What is expected
In the material below, find all lines with the string "suffix" and copy them.

Stored data entries:
+===+

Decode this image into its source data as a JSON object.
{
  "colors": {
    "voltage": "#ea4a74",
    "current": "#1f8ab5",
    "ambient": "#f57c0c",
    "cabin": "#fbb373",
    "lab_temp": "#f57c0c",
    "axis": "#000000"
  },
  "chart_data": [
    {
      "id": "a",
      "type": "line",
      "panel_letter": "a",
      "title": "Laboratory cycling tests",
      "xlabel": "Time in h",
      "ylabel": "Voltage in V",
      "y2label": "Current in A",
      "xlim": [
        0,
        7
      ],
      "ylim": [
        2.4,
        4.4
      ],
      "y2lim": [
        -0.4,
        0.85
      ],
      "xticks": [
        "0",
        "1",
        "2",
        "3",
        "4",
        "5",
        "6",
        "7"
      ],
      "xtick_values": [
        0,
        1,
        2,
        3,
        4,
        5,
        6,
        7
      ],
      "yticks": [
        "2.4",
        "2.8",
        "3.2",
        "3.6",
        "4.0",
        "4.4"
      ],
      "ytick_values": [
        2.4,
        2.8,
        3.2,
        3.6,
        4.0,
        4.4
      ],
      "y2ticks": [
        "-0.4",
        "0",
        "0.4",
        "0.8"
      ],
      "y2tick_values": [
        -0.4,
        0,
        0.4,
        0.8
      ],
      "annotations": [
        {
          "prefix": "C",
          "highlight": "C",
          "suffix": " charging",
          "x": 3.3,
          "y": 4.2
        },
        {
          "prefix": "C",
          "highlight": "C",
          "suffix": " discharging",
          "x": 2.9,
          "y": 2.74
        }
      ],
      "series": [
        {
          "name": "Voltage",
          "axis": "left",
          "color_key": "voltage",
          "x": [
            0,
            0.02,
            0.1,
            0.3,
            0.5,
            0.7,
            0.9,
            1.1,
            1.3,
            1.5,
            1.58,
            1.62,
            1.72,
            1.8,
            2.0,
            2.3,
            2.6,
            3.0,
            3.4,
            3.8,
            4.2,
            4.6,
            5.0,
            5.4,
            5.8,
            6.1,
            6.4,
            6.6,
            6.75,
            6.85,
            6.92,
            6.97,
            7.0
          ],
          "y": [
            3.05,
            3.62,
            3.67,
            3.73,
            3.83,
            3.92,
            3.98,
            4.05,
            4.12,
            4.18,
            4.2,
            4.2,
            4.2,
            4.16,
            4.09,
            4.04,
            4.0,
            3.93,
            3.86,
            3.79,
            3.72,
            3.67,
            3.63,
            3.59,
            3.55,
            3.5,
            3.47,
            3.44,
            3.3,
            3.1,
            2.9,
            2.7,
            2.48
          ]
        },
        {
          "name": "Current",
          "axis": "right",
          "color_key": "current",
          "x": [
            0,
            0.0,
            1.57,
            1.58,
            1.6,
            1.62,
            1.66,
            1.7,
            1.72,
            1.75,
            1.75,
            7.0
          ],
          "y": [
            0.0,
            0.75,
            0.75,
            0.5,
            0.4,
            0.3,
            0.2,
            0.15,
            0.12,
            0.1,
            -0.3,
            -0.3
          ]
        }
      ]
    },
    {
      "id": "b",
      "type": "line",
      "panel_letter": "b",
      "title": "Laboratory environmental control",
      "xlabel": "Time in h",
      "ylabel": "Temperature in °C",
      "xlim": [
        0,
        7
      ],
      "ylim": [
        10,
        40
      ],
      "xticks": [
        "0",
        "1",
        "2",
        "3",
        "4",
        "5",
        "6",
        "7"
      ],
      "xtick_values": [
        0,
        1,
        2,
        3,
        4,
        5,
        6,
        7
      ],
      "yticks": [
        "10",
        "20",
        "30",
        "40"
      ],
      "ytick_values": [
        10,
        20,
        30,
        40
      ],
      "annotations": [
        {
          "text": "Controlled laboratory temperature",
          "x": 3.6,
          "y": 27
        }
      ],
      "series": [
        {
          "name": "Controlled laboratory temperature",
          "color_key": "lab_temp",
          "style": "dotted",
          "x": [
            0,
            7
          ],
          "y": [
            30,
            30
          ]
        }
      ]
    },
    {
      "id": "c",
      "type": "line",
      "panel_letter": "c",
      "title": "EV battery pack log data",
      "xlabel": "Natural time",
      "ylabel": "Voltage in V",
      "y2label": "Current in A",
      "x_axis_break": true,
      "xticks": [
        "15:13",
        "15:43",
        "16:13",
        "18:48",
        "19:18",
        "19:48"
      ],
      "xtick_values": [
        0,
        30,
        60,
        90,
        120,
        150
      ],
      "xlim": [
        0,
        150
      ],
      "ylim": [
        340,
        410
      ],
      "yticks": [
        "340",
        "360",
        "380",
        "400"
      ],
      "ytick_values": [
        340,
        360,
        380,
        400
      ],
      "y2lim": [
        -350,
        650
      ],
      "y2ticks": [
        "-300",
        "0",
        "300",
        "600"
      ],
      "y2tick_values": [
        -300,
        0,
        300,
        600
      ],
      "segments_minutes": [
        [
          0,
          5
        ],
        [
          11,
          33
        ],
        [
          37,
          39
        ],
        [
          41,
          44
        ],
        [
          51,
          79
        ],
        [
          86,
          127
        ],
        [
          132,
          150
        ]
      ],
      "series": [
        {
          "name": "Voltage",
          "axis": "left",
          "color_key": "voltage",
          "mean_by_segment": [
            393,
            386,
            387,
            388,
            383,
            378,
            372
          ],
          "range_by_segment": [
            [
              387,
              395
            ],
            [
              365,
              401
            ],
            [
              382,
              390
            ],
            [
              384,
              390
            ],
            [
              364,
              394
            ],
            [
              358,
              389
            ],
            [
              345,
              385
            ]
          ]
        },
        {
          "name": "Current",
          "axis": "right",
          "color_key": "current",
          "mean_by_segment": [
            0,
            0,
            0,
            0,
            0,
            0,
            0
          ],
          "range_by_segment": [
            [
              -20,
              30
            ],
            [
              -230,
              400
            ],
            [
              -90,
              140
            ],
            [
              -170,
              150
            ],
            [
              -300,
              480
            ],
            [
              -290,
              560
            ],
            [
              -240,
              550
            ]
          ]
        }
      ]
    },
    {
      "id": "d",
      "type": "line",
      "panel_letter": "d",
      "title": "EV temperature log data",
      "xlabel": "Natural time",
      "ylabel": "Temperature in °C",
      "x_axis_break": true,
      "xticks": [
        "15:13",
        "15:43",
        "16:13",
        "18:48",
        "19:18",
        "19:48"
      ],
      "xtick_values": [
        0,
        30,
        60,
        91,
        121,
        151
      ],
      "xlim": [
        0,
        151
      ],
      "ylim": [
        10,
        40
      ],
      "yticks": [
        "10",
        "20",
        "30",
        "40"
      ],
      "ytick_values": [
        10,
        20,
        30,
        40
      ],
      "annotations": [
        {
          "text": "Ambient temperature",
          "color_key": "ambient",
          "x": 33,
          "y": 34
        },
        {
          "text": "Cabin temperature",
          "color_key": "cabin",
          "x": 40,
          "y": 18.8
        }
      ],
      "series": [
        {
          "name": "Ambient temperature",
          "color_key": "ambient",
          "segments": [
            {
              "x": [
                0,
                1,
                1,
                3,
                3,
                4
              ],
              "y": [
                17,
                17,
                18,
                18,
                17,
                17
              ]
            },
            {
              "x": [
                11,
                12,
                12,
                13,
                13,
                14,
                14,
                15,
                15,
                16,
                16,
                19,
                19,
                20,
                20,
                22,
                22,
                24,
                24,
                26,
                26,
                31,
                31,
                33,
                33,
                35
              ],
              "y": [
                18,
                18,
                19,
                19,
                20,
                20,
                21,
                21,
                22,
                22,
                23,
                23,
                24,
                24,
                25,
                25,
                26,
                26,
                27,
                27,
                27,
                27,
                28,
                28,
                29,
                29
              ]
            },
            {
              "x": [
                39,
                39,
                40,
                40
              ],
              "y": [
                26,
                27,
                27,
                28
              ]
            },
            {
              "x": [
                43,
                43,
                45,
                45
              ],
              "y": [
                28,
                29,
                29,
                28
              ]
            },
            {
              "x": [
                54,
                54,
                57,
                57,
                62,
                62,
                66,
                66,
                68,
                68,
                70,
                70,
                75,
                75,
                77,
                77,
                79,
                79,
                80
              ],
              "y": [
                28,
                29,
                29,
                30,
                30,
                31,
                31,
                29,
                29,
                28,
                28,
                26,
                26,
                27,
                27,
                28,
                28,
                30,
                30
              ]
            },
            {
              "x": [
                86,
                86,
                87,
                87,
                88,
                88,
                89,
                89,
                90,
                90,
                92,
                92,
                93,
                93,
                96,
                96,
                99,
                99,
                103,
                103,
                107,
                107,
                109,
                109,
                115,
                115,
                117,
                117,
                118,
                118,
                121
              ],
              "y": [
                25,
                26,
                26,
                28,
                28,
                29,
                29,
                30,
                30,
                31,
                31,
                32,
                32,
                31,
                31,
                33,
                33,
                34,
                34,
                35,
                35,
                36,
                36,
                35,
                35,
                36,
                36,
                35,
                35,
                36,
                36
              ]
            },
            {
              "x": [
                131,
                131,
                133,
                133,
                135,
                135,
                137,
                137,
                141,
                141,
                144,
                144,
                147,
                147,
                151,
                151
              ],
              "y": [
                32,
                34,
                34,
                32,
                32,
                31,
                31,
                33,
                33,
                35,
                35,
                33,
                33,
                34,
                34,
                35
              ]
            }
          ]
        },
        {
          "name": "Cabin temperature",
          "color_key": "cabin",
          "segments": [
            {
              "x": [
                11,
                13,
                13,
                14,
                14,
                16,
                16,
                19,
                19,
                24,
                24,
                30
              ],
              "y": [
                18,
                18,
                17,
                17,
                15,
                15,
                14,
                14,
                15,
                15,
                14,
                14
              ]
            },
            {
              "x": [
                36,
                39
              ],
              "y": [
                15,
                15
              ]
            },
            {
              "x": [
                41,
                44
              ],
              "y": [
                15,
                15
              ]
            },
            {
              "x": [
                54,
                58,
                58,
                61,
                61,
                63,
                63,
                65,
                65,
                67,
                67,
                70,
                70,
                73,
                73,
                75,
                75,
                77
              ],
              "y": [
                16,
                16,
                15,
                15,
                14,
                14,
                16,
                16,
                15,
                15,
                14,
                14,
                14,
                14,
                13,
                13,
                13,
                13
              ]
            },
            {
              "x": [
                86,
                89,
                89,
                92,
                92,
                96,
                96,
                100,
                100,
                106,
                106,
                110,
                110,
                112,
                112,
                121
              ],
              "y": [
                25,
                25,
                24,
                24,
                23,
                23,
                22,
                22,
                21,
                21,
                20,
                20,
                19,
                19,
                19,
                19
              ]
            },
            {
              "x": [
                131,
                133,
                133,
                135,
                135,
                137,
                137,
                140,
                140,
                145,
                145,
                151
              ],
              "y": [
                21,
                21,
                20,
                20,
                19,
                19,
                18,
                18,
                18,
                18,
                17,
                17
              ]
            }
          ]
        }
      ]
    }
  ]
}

+===+

Full answer
          "suffix": " charging",
          "suffix": " discharging",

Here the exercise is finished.